◆ **Written exercise A**: Copy out the lines of the records verbatim, everything from the line containing "avatar xyxy=(156,162,232,238)" down to the line containing "fleet-ring xyxy=(388,154,480,246)", both included.

261 F. Supp. 619 | D. Del. | 1966
OPINION
Percy L. Pierce (“Pierce”) brings this libel in admiralty to recover damages for the injuries he allegedly sustained in 1961 aboard the tanker Nashbulk, owned and operated by National Bulk Carriers, Inc. (“National”). National has filed a motion for summary judgment, urging that two judgments entered in the United States District Court for the Southern District of New York are res judicata as to the controversies herein, and consequently bar the instant action.
Jurisdiction is asserted under the Jones Act (46 U.S.C. § 688) and under the general maritime laws. For a first cause of action, Pierce seeks damages for the injuries he claims were caused by the unseaworthiness of the tanker Nashbulk, and also caused by the negligence of National, its servants, agents, and employees. For a second cause of action, Pierce seeks compensation for maintenance and cure.
This is the third lawsuit instituted by Pierce against National to recover for the alleged injuries. The first two actions were brought in the United States District Court for the Southern District of New York. The first suit, brought as a civil action, was filed on July 13, 1961. Pierce v. National Bulk Carriers, Inc., 61 Civ. 2475. The complaint there sought recovery for the 1961 injuries, and it alleged two causes of action. The first cause of action was based on the unseaworthiness of the Nashbulk and the negligence of National. The second cause of action sought maintenance and cure.
The 1961 action was dismissed on May 3, 1962, by an order signed by Judge Gregory F. Noonan, U.S.D.J. The judgment order stated, inter alia:
“ORDERED, ADJUDGED and DECREED that the complaint be and the same hereby is dismissed on the merits for the plaintiff’s failure to appear for*620 the taking of his deposition on or before April 17, 1962, and that the defendant recover its costs.” (Emphasis added.)
No appeal was taken from this judgment and it has never been attacked by Pierce in any way in the New York District Court.

◆ **Written exercise B**:
Answer these questions from the court opinion:
(i) What is the name of the tanker aboard which Pierce says he was injured?
(ii) On what date was Pierce's first suit filed?
(iii) Which judge signed the order dismissing the 1961 action?

◆ **Part of a data file**:
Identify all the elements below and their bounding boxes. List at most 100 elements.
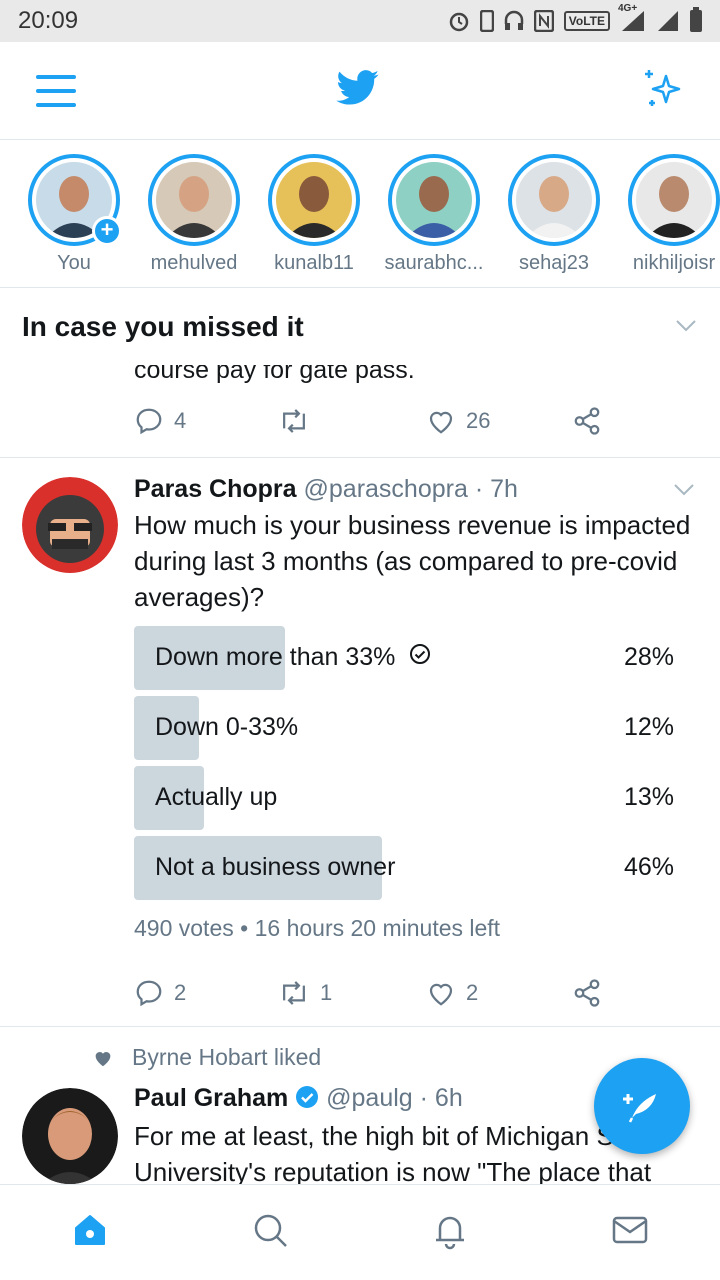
avatar xyxy=(156,162,232,238)
nfc-icon xyxy=(533,10,554,32)
poll-option-label: Down 0-33% xyxy=(155,713,299,741)
fleet-ring xyxy=(628,154,720,246)
verified-badge-icon xyxy=(295,1085,319,1116)
share-button[interactable] xyxy=(572,978,602,1008)
icymi-header[interactable]: In case you missed it xyxy=(0,289,720,365)
reply-icon xyxy=(136,408,162,435)
share-button[interactable] xyxy=(572,406,602,436)
messages-mail-icon[interactable] xyxy=(610,1210,650,1255)
fleet-name: mehulved xyxy=(150,252,238,274)
check-circle-icon xyxy=(409,643,431,672)
tweet-time: · 6h xyxy=(419,1084,463,1112)
fleet-item[interactable]: sehaj23 xyxy=(494,140,614,287)
reply-icon xyxy=(136,980,162,1007)
status-time: 20:09 xyxy=(18,7,79,34)
alarm-icon xyxy=(448,10,470,32)
avatar xyxy=(396,162,472,238)
retweet-button[interactable] xyxy=(278,406,320,436)
fleet-ring xyxy=(148,154,240,246)
fleet-item[interactable]: nikhiljoisr xyxy=(614,140,720,287)
avatar xyxy=(516,162,592,238)
social-context: Byrne Hobart liked xyxy=(92,1044,321,1071)
poll-option-label: Not a business owner xyxy=(155,853,396,881)
poll-option-label-wrap: Not a business owner xyxy=(155,853,395,882)
share-icon xyxy=(574,407,600,435)
add-fleet-icon[interactable]: + xyxy=(92,216,122,246)
compose-tweet-button[interactable] xyxy=(594,1058,690,1154)
poll-option-percent: 13% xyxy=(623,783,674,811)
liked-by-text[interactable]: Byrne Hobart liked xyxy=(132,1044,321,1071)
fleet-item[interactable]: kunalb11 xyxy=(254,140,374,287)
fleet-ring xyxy=(388,154,480,246)
avatar xyxy=(276,162,352,238)
author-avatar[interactable] xyxy=(22,477,118,573)
poll-option-percent: 28% xyxy=(623,643,674,671)
fleet-ring: + xyxy=(28,154,122,246)
poll-votes: 490 votes xyxy=(134,915,234,941)
fleet-item[interactable]: mehulved xyxy=(134,140,254,287)
retweet-count: 1 xyxy=(320,980,333,1005)
share-icon xyxy=(574,979,600,1007)
notifications-bell-icon[interactable] xyxy=(430,1210,470,1255)
heart-icon xyxy=(429,983,453,1006)
battery-icon xyxy=(690,7,702,32)
poll-option-label-wrap: Actually up xyxy=(155,783,277,812)
poll-meta: 490 votes • 16 hours 20 minutes left xyxy=(134,915,501,941)
tweet-text: How much is your business revenue is imp… xyxy=(134,510,691,612)
poll-option-label: Down more than 33% xyxy=(155,643,396,671)
tweet-time: · 7h xyxy=(474,475,518,503)
reply-count: 4 xyxy=(174,408,187,433)
tweet-header: Paul Graham @paulg · 6h xyxy=(134,1084,463,1116)
compose-quill-icon xyxy=(623,1094,656,1123)
poll-option-percent: 12% xyxy=(623,713,674,741)
like-button[interactable]: 26 xyxy=(426,406,490,436)
icymi-title: In case you missed it xyxy=(22,311,304,342)
volte-badge: VoLTE xyxy=(563,11,610,31)
home-icon[interactable] xyxy=(70,1210,110,1255)
poll-option: Not a business owner 46% xyxy=(134,836,674,900)
author-avatar[interactable] xyxy=(22,1088,118,1184)
bottom-nav xyxy=(0,1184,720,1280)
fleet-ring xyxy=(268,154,360,246)
like-count: 26 xyxy=(466,408,491,433)
like-count: 2 xyxy=(466,980,479,1005)
fleet-item[interactable]: saurabhc... xyxy=(374,140,494,287)
reply-count: 2 xyxy=(174,980,187,1005)
sparkle-icon[interactable] xyxy=(640,66,684,115)
signal2-icon xyxy=(656,9,680,33)
heart-filled-icon xyxy=(95,1051,111,1066)
retweet-button[interactable]: 1 xyxy=(278,978,332,1008)
author-handle[interactable]: @paraschopra xyxy=(304,475,468,503)
fleet-name: kunalb11 xyxy=(274,252,354,274)
poll-option-percent: 46% xyxy=(623,853,674,881)
fleet-name: saurabhc... xyxy=(384,252,484,274)
poll-option: Actually up 13% xyxy=(134,766,674,830)
reply-button[interactable]: 2 xyxy=(134,978,186,1008)
chevron-down-icon[interactable] xyxy=(674,313,698,342)
tweet-header: Paras Chopra @paraschopra · 7h xyxy=(134,475,518,504)
retweet-icon xyxy=(283,981,305,1005)
chevron-down-icon[interactable] xyxy=(672,477,696,506)
status-bar: 20:09 VoLTE 4G+ xyxy=(0,0,720,42)
avatar xyxy=(636,162,712,238)
like-button[interactable]: 2 xyxy=(426,978,478,1008)
poll-tweet[interactable]: Paras Chopra @paraschopra · 7h How much … xyxy=(0,459,720,1027)
reply-button[interactable]: 4 xyxy=(134,406,186,436)
author-name[interactable]: Paras Chopra xyxy=(134,475,297,503)
twitter-logo-icon[interactable] xyxy=(336,70,380,111)
fleet-item[interactable]: + You xyxy=(14,140,134,287)
search-icon[interactable] xyxy=(250,1210,290,1255)
poll-option: Down 0-33% 12% xyxy=(134,696,674,760)
phone-icon xyxy=(479,10,494,32)
author-handle[interactable]: @paulg xyxy=(326,1084,413,1112)
poll-option-label: Actually up xyxy=(155,783,278,811)
fleet-name: You xyxy=(57,252,91,274)
poll-time-left: 16 hours 20 minutes left xyxy=(254,915,501,941)
poll-option-label-wrap: Down 0-33% xyxy=(155,713,298,742)
headset-icon xyxy=(504,10,524,32)
retweet-icon xyxy=(283,409,305,433)
fleet-name: nikhiljoisr xyxy=(632,252,716,274)
author-name[interactable]: Paul Graham xyxy=(134,1084,288,1112)
heart-icon xyxy=(429,411,453,434)
menu-icon[interactable] xyxy=(36,74,76,107)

◆ **Answer A**:
avatar xyxy=(156,162,232,238)
nfc-icon xyxy=(533,10,554,32)
poll-option-label: Down 0-33% xyxy=(155,713,299,741)
fleet-ring xyxy=(628,154,720,246)
verified-badge-icon xyxy=(295,1085,319,1116)
share-button[interactable] xyxy=(572,978,602,1008)
icymi-header[interactable]: In case you missed it xyxy=(0,289,720,365)
reply-icon xyxy=(136,408,162,435)
share-button[interactable] xyxy=(572,406,602,436)
messages-mail-icon[interactable] xyxy=(610,1210,650,1255)
fleet-name: mehulved xyxy=(150,252,238,274)
check-circle-icon xyxy=(409,643,431,672)
tweet-time: · 6h xyxy=(419,1084,463,1112)
fleet-item[interactable]: sehaj23 xyxy=(494,140,614,287)
reply-icon xyxy=(136,980,162,1007)
status-time: 20:09 xyxy=(18,7,79,34)
alarm-icon xyxy=(448,10,470,32)
avatar xyxy=(396,162,472,238)
retweet-button[interactable] xyxy=(278,406,320,436)
fleet-ring xyxy=(148,154,240,246)
fleet-item[interactable]: nikhiljoisr xyxy=(614,140,720,287)
avatar xyxy=(516,162,592,238)
social-context: Byrne Hobart liked xyxy=(92,1044,321,1071)
poll-option-label: Not a business owner xyxy=(155,853,396,881)
poll-option-label-wrap: Not a business owner xyxy=(155,853,395,882)
share-icon xyxy=(574,407,600,435)
add-fleet-icon[interactable]: + xyxy=(92,216,122,246)
compose-tweet-button[interactable] xyxy=(594,1058,690,1154)
poll-option-percent: 13% xyxy=(623,783,674,811)
liked-by-text[interactable]: Byrne Hobart liked xyxy=(132,1044,321,1071)
fleet-item[interactable]: kunalb11 xyxy=(254,140,374,287)
fleet-ring xyxy=(388,154,480,246)

◆ **Answer B**:
(i) The Nashbulk.
(ii) July 13, 1961.
(iii) Judge Gregory F. Noonan.